▶ _Collected data_
▽
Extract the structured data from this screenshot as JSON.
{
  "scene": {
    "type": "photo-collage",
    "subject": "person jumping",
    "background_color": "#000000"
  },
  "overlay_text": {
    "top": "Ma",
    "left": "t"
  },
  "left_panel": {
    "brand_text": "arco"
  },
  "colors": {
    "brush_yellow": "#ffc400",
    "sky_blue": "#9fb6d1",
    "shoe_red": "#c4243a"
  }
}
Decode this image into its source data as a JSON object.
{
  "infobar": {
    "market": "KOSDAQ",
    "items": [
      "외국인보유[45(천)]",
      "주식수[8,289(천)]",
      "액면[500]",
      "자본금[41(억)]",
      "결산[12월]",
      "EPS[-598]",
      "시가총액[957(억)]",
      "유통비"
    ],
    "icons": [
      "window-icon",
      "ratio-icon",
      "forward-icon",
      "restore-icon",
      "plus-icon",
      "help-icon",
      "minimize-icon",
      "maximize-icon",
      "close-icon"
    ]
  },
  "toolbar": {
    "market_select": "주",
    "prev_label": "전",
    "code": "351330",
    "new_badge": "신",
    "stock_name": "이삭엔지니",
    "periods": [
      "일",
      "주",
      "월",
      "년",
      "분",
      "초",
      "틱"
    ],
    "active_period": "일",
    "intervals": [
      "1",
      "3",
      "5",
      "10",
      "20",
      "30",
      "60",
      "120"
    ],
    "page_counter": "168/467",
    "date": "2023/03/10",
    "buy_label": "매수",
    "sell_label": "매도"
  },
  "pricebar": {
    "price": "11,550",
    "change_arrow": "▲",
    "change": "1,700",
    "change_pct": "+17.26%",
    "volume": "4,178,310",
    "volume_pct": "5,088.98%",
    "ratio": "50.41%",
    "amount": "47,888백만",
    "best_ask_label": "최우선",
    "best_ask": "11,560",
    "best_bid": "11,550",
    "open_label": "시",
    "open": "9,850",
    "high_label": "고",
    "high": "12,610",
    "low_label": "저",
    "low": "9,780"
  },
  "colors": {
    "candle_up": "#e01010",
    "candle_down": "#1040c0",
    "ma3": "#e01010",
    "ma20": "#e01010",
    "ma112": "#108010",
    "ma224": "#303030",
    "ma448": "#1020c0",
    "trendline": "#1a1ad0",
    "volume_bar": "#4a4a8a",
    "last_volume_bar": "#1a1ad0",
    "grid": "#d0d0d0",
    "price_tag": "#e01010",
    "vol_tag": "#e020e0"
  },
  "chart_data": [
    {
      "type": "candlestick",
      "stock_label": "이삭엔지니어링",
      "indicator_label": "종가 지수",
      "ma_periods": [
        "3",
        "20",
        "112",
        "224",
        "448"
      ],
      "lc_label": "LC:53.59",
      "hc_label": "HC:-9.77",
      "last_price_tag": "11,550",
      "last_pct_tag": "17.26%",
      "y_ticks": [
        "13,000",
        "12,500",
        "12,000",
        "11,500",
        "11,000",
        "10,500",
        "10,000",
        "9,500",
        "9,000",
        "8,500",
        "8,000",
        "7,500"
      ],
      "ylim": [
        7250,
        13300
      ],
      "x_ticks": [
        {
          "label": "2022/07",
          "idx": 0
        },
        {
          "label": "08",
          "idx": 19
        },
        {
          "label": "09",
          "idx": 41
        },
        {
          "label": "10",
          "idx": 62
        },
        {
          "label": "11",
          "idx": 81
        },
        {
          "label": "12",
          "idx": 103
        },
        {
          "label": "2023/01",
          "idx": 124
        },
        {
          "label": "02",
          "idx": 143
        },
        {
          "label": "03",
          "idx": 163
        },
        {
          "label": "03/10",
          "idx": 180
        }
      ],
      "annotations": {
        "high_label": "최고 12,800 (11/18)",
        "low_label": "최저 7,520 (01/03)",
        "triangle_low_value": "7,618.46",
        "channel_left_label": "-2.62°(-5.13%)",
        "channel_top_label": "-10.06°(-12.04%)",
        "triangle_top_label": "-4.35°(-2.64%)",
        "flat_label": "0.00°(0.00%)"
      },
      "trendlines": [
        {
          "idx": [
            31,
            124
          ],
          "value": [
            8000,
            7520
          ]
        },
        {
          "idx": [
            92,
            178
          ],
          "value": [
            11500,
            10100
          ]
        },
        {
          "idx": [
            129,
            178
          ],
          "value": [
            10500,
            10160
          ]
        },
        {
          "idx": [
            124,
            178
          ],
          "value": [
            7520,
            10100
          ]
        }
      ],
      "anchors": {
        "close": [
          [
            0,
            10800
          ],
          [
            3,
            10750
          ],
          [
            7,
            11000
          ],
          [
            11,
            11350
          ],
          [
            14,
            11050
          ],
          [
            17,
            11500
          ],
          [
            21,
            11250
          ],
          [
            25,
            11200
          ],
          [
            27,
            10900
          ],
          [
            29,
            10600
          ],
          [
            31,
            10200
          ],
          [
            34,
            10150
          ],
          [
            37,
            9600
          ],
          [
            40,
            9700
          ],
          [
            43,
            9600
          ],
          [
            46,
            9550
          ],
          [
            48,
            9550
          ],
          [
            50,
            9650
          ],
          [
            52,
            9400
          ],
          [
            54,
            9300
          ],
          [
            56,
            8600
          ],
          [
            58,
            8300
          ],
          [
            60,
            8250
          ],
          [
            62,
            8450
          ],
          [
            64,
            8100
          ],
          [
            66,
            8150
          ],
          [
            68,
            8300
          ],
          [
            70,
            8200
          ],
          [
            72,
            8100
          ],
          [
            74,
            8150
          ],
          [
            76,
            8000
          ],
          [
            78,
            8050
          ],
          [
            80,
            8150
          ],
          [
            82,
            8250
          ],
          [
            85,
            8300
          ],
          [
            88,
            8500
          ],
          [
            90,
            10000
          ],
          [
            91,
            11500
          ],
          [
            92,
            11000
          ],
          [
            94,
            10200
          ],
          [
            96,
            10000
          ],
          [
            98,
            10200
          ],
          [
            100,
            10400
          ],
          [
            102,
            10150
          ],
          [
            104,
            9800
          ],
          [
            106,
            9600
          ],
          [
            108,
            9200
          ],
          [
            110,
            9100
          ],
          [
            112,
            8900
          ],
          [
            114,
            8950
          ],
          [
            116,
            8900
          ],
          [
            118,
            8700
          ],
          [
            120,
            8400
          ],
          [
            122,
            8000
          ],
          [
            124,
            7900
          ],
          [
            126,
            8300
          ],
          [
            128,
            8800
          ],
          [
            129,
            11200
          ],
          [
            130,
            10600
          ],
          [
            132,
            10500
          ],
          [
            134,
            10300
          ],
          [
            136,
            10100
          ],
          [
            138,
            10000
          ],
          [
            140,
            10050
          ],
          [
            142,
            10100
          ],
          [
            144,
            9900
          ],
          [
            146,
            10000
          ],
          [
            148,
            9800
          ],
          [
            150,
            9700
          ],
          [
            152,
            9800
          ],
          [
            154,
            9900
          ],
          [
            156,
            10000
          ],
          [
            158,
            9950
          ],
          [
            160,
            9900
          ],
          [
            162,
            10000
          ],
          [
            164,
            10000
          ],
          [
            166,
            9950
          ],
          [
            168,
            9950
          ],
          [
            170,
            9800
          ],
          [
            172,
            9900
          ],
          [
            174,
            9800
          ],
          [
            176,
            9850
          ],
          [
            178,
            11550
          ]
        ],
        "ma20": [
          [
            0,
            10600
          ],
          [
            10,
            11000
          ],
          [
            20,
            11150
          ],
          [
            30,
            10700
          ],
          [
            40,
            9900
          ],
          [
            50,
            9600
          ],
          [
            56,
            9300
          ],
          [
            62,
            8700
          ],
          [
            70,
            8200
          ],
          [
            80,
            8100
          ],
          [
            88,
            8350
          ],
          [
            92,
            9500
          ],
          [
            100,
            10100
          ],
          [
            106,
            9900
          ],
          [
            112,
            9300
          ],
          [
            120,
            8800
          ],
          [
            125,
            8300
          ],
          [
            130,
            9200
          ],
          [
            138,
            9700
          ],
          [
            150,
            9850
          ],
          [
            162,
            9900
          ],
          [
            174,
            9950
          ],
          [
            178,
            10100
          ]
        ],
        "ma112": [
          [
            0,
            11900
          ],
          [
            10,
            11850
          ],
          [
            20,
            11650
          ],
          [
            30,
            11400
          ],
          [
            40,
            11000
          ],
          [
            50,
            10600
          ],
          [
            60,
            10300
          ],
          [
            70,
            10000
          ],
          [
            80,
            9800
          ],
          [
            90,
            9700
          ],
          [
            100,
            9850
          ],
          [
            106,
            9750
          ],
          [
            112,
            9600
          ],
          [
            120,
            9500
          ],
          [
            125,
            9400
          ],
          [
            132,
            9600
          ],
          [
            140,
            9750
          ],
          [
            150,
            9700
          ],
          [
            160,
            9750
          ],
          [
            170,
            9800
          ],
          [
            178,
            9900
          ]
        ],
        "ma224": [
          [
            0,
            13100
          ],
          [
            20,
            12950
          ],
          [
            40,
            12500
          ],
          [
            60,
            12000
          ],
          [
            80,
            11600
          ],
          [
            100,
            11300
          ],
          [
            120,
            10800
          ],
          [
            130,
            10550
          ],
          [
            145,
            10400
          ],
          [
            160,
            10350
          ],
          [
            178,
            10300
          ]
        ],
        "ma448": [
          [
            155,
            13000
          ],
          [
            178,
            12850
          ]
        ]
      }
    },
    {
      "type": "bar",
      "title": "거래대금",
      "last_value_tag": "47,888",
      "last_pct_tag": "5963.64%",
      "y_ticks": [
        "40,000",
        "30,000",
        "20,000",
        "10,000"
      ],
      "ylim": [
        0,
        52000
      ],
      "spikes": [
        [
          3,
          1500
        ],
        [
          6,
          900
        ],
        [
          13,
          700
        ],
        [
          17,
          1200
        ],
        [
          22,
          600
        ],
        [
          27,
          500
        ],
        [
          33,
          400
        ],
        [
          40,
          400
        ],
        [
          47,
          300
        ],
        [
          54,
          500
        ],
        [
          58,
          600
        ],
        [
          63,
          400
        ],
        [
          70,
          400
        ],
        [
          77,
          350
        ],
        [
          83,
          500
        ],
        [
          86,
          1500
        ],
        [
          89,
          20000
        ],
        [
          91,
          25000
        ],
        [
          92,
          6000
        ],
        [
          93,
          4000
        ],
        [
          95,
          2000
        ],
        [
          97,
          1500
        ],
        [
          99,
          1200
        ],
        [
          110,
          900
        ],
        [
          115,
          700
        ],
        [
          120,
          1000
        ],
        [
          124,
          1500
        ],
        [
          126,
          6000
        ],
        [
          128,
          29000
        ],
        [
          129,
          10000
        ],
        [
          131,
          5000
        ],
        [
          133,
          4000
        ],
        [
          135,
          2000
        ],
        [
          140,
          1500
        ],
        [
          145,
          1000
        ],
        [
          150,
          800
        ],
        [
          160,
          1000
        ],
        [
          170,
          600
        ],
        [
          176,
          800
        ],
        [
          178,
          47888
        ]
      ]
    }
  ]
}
△
▶ _Exercise_
Return from the data every line that holds "this".

▶ _Result of the task_
Extract the structured data from this screenshot as JSON.
Decode this image into its source data as a JSON object.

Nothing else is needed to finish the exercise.